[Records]
■ ■ ■
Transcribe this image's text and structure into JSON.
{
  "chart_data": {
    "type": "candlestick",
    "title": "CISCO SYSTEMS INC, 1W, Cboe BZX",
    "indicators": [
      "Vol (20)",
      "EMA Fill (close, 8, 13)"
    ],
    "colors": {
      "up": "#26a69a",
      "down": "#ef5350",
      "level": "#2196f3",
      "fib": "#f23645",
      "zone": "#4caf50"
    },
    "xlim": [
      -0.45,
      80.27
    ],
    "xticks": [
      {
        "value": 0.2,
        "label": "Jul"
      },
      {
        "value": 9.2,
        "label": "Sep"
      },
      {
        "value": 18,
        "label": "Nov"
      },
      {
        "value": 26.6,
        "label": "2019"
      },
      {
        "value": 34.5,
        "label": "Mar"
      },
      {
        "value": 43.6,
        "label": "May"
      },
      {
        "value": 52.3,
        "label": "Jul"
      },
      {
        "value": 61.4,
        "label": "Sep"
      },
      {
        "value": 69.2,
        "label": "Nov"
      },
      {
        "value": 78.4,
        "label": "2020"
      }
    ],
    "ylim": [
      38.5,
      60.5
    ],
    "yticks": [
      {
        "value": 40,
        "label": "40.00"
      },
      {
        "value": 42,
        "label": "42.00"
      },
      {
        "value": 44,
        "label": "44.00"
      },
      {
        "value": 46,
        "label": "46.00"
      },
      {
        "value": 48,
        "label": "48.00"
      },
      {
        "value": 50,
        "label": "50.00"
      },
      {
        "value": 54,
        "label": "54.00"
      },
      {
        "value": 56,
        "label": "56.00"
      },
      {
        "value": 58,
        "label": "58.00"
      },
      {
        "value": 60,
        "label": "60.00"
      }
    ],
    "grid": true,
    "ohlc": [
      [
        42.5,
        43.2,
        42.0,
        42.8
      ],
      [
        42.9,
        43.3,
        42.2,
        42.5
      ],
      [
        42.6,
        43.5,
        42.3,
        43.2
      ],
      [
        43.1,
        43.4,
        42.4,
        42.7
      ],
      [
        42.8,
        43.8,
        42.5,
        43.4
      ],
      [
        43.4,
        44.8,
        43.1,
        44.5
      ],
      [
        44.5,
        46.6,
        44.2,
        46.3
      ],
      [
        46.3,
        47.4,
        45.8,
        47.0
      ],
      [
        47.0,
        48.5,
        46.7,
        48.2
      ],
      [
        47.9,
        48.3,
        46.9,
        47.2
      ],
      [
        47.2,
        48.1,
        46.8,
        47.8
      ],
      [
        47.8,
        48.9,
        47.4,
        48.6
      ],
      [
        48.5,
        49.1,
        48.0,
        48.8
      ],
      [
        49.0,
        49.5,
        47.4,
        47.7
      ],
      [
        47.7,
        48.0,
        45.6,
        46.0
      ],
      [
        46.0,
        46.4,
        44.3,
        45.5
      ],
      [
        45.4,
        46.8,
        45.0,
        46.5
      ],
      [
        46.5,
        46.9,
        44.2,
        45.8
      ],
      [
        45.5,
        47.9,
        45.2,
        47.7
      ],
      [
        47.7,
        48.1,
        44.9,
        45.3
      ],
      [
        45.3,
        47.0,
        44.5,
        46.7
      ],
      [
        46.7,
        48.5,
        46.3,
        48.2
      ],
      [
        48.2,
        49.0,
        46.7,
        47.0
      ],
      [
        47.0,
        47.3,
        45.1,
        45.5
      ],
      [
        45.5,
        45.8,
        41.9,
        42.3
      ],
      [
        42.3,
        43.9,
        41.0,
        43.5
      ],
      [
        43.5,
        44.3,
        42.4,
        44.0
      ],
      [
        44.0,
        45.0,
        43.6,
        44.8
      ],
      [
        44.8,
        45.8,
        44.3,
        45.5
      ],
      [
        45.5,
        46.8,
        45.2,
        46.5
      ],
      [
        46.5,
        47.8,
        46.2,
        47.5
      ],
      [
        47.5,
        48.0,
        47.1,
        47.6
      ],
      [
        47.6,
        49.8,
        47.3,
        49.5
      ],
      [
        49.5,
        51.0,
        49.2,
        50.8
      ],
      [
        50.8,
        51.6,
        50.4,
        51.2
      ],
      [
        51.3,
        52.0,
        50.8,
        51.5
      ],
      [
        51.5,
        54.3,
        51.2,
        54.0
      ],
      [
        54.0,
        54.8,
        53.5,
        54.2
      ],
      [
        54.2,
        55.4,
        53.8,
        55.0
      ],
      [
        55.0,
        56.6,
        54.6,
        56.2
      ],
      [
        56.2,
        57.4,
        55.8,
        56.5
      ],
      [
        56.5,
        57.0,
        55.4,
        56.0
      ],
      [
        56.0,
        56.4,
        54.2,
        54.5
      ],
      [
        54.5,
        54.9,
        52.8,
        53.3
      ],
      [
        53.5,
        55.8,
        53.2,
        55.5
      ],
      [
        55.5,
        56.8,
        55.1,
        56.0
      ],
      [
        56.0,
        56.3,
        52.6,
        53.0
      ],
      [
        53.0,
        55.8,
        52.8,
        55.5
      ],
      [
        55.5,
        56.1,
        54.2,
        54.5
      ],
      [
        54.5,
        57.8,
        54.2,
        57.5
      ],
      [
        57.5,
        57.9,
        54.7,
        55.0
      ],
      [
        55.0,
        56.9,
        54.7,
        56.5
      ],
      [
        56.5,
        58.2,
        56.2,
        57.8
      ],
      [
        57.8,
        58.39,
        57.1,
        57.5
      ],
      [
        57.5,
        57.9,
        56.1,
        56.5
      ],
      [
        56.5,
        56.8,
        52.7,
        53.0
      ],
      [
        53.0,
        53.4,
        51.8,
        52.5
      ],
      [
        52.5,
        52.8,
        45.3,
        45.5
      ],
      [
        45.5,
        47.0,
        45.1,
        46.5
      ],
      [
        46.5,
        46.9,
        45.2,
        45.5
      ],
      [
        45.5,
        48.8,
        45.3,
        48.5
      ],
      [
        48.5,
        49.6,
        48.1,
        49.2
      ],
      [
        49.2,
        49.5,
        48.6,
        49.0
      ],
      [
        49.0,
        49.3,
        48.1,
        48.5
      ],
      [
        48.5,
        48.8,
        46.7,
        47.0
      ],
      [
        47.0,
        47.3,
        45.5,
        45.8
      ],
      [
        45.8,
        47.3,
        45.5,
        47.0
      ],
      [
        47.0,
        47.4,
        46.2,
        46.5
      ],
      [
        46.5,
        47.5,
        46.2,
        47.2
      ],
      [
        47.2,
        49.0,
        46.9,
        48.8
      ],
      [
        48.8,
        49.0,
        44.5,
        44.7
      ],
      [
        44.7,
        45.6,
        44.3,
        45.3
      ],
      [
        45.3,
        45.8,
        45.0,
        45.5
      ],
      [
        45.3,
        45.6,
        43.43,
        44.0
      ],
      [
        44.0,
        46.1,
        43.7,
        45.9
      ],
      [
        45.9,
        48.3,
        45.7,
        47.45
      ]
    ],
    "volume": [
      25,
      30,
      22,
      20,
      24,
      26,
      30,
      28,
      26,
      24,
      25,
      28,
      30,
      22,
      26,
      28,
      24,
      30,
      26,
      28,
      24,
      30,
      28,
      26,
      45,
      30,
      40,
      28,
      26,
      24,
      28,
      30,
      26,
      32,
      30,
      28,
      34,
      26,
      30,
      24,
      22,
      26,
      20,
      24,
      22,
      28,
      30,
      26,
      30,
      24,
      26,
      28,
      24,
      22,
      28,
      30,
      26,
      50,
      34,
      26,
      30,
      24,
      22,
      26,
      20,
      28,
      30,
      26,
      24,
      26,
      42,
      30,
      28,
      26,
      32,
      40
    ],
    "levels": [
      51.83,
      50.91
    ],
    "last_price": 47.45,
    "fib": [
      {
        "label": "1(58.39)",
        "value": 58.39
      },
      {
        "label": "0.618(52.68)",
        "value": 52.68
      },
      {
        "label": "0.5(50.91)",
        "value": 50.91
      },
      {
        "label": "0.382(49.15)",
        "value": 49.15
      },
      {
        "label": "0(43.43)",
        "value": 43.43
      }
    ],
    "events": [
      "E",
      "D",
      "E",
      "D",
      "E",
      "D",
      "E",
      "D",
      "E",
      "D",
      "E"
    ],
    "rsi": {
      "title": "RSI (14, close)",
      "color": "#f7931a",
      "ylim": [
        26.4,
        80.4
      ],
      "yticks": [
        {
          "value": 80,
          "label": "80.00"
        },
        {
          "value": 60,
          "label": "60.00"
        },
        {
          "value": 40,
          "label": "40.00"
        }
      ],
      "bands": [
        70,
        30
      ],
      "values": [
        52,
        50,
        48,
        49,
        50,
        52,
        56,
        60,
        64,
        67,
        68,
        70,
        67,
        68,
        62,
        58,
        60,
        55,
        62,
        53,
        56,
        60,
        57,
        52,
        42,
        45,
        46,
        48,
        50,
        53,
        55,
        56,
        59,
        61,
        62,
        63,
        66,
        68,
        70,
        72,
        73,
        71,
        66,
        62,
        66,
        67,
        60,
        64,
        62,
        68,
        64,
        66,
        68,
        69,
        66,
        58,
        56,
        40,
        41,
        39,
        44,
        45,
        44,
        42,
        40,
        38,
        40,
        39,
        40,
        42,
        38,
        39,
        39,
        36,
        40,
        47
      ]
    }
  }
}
■ ■ ■
● **REQUEST**
Copy each line of the listing that contains the string "close".

● **EXPECTED OUTPUT**
      "EMA Fill (close, 8, 13)"
      "title": "RSI (14, close)",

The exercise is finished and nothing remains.